** RECORD EXCERPTS **
▽

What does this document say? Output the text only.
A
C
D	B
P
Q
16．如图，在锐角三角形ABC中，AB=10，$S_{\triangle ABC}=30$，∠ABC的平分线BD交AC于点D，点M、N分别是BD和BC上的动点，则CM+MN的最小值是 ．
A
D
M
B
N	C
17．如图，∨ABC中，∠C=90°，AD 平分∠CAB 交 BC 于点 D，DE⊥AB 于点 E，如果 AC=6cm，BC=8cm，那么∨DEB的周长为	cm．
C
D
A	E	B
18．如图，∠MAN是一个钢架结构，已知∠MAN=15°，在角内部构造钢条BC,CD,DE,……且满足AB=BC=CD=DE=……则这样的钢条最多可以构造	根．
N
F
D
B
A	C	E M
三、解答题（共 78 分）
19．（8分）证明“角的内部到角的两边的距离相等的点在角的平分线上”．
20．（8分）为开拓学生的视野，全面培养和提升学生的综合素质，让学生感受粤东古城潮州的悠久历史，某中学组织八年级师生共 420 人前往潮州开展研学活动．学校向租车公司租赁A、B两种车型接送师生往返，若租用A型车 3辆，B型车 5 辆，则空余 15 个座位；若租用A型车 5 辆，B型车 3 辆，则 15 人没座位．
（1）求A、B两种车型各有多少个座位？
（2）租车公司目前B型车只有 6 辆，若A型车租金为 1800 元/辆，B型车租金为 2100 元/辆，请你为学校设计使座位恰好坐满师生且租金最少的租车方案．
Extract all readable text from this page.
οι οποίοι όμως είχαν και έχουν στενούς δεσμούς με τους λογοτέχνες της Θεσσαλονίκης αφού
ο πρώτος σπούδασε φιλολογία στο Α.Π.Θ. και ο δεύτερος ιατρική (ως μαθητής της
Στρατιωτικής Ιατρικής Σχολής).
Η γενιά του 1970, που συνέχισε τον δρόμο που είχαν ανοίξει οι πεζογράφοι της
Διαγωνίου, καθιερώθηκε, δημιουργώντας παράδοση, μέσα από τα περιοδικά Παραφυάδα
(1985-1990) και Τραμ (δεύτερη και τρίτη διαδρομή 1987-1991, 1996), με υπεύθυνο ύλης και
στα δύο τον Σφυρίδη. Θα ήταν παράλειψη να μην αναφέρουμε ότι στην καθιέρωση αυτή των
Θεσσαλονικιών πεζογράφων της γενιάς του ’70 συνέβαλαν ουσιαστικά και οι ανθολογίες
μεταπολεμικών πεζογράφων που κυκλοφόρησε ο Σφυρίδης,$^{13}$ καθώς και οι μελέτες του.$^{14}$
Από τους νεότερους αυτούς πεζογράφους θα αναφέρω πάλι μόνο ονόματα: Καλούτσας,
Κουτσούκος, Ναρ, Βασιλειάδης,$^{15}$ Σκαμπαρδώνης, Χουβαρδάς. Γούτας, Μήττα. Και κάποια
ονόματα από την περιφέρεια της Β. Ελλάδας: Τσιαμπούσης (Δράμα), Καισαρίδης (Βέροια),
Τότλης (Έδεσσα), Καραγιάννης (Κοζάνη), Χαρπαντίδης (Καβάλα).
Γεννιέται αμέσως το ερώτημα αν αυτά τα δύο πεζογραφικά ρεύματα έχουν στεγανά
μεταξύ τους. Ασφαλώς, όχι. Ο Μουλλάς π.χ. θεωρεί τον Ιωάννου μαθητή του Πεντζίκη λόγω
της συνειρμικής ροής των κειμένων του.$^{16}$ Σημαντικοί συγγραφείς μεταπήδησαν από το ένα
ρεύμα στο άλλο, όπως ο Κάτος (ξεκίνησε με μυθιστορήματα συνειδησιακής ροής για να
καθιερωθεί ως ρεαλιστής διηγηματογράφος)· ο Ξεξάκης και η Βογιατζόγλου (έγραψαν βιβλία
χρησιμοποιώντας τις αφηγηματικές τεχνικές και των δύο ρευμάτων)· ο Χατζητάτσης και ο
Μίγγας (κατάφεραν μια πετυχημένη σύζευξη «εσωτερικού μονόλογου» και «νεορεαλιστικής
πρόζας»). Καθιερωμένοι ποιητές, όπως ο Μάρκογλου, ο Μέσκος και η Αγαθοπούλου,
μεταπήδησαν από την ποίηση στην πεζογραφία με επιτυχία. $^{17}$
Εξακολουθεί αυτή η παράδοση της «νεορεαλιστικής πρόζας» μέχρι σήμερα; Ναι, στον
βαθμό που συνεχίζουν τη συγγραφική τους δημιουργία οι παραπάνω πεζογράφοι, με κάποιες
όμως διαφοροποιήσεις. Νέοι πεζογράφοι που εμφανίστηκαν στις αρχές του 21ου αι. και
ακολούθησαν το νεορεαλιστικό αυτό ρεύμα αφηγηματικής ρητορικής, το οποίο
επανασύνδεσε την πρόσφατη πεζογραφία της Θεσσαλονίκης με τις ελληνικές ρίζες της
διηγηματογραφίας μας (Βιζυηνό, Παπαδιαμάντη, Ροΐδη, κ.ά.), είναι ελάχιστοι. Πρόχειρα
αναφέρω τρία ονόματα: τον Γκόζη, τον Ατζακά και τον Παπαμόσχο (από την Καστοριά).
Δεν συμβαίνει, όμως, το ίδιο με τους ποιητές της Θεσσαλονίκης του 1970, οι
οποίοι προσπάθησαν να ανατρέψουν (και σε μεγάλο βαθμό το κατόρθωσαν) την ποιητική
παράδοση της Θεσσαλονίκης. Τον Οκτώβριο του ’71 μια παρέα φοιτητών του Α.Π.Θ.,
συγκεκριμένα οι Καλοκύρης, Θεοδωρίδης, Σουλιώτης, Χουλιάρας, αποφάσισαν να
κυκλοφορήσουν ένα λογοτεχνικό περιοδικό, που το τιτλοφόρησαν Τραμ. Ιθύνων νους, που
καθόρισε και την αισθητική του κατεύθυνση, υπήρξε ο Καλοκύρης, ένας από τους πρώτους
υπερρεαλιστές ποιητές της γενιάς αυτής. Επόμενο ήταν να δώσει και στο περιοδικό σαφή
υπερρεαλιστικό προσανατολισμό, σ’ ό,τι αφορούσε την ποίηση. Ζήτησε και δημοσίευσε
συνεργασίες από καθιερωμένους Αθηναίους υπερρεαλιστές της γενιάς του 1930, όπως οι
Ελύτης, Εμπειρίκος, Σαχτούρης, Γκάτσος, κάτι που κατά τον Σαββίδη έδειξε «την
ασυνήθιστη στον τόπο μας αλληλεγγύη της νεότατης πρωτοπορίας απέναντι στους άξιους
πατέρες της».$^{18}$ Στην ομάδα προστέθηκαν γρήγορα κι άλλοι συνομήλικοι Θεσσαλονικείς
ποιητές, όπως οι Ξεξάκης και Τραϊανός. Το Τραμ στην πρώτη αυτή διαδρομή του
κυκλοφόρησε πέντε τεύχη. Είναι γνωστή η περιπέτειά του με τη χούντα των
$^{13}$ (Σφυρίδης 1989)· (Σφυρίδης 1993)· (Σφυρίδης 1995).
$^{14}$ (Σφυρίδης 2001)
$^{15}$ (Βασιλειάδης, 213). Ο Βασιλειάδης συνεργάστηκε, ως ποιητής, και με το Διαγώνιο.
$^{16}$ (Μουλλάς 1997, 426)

△

** EXERCISE PROMPT **
Write every line of the material above again, exactly.

** TASK RESPONSE **
What does this document say? Output the text only.
A
C
D	B
P
Q
16．如图，在锐角三角形ABC中，AB=10，$S_{\triangle ABC}=30$，∠ABC的平分线BD交AC于点D，点M、N分别是BD和BC上的动点，则CM+MN的最小值是 ．
A
D
M
B
N	C
17．如图，∨ABC中，∠C=90°，AD 平分∠CAB 交 BC 于点 D，DE⊥AB 于点 E，如果 AC=6cm，BC=8cm，那么∨DEB的周长为	cm．
C
D
A	E	B
18．如图，∠MAN是一个钢架结构，已知∠MAN=15°，在角内部构造钢条BC,CD,DE,……且满足AB=BC=CD=DE=……则这样的钢条最多可以构造	根．
N
F
D
B
A	C	E M
三、解答题（共 78 分）
19．（8分）证明“角的内部到角的两边的距离相等的点在角的平分线上”．
20．（8分）为开拓学生的视野，全面培养和提升学生的综合素质，让学生感受粤东古城潮州的悠久历史，某中学组织八年级师生共 420 人前往潮州开展研学活动．学校向租车公司租赁A、B两种车型接送师生往返，若租用A型车 3辆，B型车 5 辆，则空余 15 个座位；若租用A型车 5 辆，B型车 3 辆，则 15 人没座位．
（1）求A、B两种车型各有多少个座位？
（2）租车公司目前B型车只有 6 辆，若A型车租金为 1800 元/辆，B型车租金为 2100 元/辆，请你为学校设计使座位恰好坐满师生且租金最少的租车方案．
Extract all readable text from this page.
οι οποίοι όμως είχαν και έχουν στενούς δεσμούς με τους λογοτέχνες της Θεσσαλονίκης αφού
ο πρώτος σπούδασε φιλολογία στο Α.Π.Θ. και ο δεύτερος ιατρική (ως μαθητής της
Στρατιωτικής Ιατρικής Σχολής).
Η γενιά του 1970, που συνέχισε τον δρόμο που είχαν ανοίξει οι πεζογράφοι της
Διαγωνίου, καθιερώθηκε, δημιουργώντας παράδοση, μέσα από τα περιοδικά Παραφυάδα
(1985-1990) και Τραμ (δεύτερη και τρίτη διαδρομή 1987-1991, 1996), με υπεύθυνο ύλης και
στα δύο τον Σφυρίδη. Θα ήταν παράλειψη να μην αναφέρουμε ότι στην καθιέρωση αυτή των
Θεσσαλονικιών πεζογράφων της γενιάς του ’70 συνέβαλαν ουσιαστικά και οι ανθολογίες
μεταπολεμικών πεζογράφων που κυκλοφόρησε ο Σφυρίδης,$^{13}$ καθώς και οι μελέτες του.$^{14}$
Από τους νεότερους αυτούς πεζογράφους θα αναφέρω πάλι μόνο ονόματα: Καλούτσας,
Κουτσούκος, Ναρ, Βασιλειάδης,$^{15}$ Σκαμπαρδώνης, Χουβαρδάς. Γούτας, Μήττα. Και κάποια
ονόματα από την περιφέρεια της Β. Ελλάδας: Τσιαμπούσης (Δράμα), Καισαρίδης (Βέροια),
Τότλης (Έδεσσα), Καραγιάννης (Κοζάνη), Χαρπαντίδης (Καβάλα).
Γεννιέται αμέσως το ερώτημα αν αυτά τα δύο πεζογραφικά ρεύματα έχουν στεγανά
μεταξύ τους. Ασφαλώς, όχι. Ο Μουλλάς π.χ. θεωρεί τον Ιωάννου μαθητή του Πεντζίκη λόγω
της συνειρμικής ροής των κειμένων του.$^{16}$ Σημαντικοί συγγραφείς μεταπήδησαν από το ένα
ρεύμα στο άλλο, όπως ο Κάτος (ξεκίνησε με μυθιστορήματα συνειδησιακής ροής για να
καθιερωθεί ως ρεαλιστής διηγηματογράφος)· ο Ξεξάκης και η Βογιατζόγλου (έγραψαν βιβλία
χρησιμοποιώντας τις αφηγηματικές τεχνικές και των δύο ρευμάτων)· ο Χατζητάτσης και ο
Μίγγας (κατάφεραν μια πετυχημένη σύζευξη «εσωτερικού μονόλογου» και «νεορεαλιστικής
πρόζας»). Καθιερωμένοι ποιητές, όπως ο Μάρκογλου, ο Μέσκος και η Αγαθοπούλου,
μεταπήδησαν από την ποίηση στην πεζογραφία με επιτυχία. $^{17}$
Εξακολουθεί αυτή η παράδοση της «νεορεαλιστικής πρόζας» μέχρι σήμερα; Ναι, στον
βαθμό που συνεχίζουν τη συγγραφική τους δημιουργία οι παραπάνω πεζογράφοι, με κάποιες
όμως διαφοροποιήσεις. Νέοι πεζογράφοι που εμφανίστηκαν στις αρχές του 21ου αι. και
ακολούθησαν το νεορεαλιστικό αυτό ρεύμα αφηγηματικής ρητορικής, το οποίο
επανασύνδεσε την πρόσφατη πεζογραφία της Θεσσαλονίκης με τις ελληνικές ρίζες της
διηγηματογραφίας μας (Βιζυηνό, Παπαδιαμάντη, Ροΐδη, κ.ά.), είναι ελάχιστοι. Πρόχειρα
αναφέρω τρία ονόματα: τον Γκόζη, τον Ατζακά και τον Παπαμόσχο (από την Καστοριά).
Δεν συμβαίνει, όμως, το ίδιο με τους ποιητές της Θεσσαλονίκης του 1970, οι
οποίοι προσπάθησαν να ανατρέψουν (και σε μεγάλο βαθμό το κατόρθωσαν) την ποιητική
παράδοση της Θεσσαλονίκης. Τον Οκτώβριο του ’71 μια παρέα φοιτητών του Α.Π.Θ.,
συγκεκριμένα οι Καλοκύρης, Θεοδωρίδης, Σουλιώτης, Χουλιάρας, αποφάσισαν να
κυκλοφορήσουν ένα λογοτεχνικό περιοδικό, που το τιτλοφόρησαν Τραμ. Ιθύνων νους, που
καθόρισε και την αισθητική του κατεύθυνση, υπήρξε ο Καλοκύρης, ένας από τους πρώτους
υπερρεαλιστές ποιητές της γενιάς αυτής. Επόμενο ήταν να δώσει και στο περιοδικό σαφή
υπερρεαλιστικό προσανατολισμό, σ’ ό,τι αφορούσε την ποίηση. Ζήτησε και δημοσίευσε
συνεργασίες από καθιερωμένους Αθηναίους υπερρεαλιστές της γενιάς του 1930, όπως οι
Ελύτης, Εμπειρίκος, Σαχτούρης, Γκάτσος, κάτι που κατά τον Σαββίδη έδειξε «την
ασυνήθιστη στον τόπο μας αλληλεγγύη της νεότατης πρωτοπορίας απέναντι στους άξιους
πατέρες της».$^{18}$ Στην ομάδα προστέθηκαν γρήγορα κι άλλοι συνομήλικοι Θεσσαλονικείς
ποιητές, όπως οι Ξεξάκης και Τραϊανός. Το Τραμ στην πρώτη αυτή διαδρομή του
κυκλοφόρησε πέντε τεύχη. Είναι γνωστή η περιπέτειά του με τη χούντα των
$^{13}$ (Σφυρίδης 1989)· (Σφυρίδης 1993)· (Σφυρίδης 1995).
$^{14}$ (Σφυρίδης 2001)
$^{15}$ (Βασιλειάδης, 213). Ο Βασιλειάδης συνεργάστηκε, ως ποιητής, και με το Διαγώνιο.
$^{16}$ (Μουλλάς 1997, 426)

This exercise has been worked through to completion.